» **Your goal**
Return a copy of each line that holds the string "MEDIANAMENTE".

____________

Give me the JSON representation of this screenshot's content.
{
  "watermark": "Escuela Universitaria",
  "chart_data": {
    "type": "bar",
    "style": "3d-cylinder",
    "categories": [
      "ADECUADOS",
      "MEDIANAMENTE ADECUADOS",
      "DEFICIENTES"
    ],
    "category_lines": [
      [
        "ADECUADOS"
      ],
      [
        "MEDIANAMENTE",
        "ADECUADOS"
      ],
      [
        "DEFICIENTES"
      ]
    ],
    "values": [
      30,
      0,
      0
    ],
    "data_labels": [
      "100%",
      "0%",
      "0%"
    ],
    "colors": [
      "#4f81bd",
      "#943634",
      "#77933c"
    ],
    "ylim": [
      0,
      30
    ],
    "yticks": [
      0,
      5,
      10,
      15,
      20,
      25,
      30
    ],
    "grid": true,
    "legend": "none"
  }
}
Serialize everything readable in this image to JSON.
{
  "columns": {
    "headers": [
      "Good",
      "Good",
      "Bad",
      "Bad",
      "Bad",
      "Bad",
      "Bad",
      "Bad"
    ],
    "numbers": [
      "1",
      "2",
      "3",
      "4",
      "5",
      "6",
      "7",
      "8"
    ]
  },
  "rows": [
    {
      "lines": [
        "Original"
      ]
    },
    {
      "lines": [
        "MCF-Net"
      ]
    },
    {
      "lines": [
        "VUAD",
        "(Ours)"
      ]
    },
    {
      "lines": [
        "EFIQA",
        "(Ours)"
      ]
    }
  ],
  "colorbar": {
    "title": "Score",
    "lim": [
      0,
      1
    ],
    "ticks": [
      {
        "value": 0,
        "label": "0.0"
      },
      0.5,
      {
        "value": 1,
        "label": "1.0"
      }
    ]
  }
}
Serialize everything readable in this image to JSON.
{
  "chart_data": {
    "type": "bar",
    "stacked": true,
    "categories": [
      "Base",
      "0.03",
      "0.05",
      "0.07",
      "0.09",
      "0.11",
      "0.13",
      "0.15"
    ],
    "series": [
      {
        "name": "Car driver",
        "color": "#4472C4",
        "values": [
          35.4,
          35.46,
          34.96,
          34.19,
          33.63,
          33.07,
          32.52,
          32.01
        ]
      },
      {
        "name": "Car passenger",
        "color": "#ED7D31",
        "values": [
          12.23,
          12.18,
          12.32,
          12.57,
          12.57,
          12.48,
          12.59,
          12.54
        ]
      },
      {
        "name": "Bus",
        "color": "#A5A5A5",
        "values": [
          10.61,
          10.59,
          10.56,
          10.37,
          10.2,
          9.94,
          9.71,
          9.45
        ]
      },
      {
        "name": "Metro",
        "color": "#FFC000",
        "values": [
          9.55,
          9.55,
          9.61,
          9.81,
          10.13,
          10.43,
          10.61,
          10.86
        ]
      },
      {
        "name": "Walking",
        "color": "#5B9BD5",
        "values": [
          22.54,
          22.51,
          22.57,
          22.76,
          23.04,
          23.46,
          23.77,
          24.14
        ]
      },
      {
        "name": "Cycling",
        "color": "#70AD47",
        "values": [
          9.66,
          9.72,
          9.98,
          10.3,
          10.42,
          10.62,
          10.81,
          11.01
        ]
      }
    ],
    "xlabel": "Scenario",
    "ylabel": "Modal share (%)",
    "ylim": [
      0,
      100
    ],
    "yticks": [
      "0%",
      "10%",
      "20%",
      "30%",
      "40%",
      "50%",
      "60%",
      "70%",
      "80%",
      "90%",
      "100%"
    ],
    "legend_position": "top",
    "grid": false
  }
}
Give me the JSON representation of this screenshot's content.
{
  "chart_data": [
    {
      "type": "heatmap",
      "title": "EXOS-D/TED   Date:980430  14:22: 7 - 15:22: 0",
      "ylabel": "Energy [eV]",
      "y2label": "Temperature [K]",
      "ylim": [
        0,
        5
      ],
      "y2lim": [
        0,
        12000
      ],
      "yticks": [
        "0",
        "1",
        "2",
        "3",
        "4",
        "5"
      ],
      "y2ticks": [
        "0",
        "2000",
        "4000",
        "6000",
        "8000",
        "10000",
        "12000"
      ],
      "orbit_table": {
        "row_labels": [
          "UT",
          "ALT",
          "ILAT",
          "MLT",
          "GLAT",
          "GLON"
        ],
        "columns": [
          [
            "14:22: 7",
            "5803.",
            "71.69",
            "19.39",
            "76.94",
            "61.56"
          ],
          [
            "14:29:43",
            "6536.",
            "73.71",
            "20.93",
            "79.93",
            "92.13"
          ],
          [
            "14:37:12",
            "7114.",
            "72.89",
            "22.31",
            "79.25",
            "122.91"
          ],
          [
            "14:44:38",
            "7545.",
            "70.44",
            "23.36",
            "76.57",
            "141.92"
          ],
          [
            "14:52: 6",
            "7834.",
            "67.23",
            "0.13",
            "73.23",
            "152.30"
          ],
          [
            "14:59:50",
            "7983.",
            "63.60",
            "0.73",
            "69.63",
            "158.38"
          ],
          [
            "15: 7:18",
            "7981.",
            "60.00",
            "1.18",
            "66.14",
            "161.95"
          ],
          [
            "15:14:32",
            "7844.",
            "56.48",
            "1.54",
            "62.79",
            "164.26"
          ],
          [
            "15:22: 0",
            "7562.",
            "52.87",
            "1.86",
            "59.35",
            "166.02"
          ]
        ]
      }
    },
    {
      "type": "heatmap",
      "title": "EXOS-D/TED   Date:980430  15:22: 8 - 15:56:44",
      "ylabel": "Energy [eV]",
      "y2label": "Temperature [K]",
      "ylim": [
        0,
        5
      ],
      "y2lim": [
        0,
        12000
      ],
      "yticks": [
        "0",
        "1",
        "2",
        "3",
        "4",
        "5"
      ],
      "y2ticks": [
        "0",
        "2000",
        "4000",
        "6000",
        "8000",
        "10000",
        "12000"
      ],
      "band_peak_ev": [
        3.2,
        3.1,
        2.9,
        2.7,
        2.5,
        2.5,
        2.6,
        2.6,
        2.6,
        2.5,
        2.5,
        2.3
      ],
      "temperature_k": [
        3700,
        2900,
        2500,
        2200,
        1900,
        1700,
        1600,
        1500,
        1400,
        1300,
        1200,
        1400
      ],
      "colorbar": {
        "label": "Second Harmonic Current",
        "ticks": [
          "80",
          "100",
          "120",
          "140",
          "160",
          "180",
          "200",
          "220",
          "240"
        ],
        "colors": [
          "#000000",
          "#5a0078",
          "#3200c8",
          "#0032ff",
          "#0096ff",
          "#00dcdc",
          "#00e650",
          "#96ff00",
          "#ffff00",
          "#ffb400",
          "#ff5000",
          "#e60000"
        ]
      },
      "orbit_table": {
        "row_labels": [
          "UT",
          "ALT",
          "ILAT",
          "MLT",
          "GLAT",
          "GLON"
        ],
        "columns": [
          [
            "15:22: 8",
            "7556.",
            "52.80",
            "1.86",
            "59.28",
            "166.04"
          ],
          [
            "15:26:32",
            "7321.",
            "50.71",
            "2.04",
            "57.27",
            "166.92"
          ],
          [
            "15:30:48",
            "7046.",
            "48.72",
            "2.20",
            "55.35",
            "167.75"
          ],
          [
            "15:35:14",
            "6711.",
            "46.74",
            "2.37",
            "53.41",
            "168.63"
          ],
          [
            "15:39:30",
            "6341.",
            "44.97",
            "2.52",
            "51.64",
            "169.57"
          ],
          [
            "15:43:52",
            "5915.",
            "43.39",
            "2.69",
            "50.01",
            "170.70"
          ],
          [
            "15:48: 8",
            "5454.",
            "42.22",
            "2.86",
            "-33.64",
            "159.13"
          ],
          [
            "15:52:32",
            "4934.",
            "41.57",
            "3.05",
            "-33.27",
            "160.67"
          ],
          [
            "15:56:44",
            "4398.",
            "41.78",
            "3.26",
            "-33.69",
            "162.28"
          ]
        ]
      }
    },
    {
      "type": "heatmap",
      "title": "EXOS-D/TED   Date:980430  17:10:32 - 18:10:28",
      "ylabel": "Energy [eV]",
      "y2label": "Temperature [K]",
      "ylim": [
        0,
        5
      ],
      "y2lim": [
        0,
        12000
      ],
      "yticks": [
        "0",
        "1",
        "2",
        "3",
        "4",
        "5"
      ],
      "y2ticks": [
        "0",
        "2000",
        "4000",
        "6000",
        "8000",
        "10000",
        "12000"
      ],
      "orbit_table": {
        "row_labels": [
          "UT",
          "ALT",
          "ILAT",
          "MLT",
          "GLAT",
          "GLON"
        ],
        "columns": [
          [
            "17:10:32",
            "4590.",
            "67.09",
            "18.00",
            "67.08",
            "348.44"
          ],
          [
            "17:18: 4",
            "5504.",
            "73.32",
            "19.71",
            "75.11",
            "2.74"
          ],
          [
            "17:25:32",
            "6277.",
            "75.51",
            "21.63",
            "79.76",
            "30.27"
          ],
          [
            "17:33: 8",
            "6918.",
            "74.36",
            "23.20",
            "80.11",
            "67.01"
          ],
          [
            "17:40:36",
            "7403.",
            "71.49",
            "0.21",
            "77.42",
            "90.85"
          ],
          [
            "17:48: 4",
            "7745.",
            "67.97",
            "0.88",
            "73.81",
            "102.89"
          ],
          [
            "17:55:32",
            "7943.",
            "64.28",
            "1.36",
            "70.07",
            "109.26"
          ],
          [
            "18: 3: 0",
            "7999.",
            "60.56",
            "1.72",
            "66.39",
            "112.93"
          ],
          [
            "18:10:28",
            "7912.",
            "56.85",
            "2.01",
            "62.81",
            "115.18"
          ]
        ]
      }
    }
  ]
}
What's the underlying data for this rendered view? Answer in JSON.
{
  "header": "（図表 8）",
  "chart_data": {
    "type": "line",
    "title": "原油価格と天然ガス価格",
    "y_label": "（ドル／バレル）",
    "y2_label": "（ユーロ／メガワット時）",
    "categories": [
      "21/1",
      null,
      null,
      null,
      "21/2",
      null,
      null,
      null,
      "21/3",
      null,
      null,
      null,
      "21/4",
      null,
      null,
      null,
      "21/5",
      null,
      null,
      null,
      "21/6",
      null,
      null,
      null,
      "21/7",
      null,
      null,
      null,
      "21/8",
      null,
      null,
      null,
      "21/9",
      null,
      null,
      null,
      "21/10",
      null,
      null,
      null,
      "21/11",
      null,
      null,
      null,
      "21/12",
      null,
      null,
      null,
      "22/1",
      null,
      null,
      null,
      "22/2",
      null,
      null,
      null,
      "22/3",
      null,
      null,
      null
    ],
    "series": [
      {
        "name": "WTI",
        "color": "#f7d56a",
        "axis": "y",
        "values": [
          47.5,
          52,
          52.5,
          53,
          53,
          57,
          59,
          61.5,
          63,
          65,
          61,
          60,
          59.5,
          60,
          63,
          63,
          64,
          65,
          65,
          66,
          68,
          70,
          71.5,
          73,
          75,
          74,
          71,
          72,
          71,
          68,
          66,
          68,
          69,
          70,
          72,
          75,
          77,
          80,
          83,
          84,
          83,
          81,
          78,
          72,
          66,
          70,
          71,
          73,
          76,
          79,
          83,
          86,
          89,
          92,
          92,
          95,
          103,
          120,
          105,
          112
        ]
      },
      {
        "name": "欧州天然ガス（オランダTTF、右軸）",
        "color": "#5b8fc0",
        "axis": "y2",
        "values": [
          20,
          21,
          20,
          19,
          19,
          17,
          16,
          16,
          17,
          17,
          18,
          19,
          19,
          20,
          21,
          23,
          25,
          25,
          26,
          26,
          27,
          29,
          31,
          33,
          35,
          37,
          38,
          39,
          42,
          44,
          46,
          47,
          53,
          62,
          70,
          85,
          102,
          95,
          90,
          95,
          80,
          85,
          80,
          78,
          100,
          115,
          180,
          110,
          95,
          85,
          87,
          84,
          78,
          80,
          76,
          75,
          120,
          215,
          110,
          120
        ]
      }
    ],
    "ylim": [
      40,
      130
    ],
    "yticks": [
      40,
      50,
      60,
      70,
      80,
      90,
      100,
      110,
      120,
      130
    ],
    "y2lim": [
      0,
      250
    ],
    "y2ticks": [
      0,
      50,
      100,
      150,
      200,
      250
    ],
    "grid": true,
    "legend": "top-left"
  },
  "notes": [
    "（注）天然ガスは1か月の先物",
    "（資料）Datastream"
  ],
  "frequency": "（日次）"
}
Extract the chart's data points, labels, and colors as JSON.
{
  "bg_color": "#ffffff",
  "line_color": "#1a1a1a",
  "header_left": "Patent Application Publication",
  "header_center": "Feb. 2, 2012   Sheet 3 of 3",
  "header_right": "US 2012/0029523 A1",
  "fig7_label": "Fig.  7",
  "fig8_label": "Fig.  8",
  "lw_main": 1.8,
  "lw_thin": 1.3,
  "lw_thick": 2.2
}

____________

» **Written reply**
      "MEDIANAMENTE ADECUADOS",
        "MEDIANAMENTE",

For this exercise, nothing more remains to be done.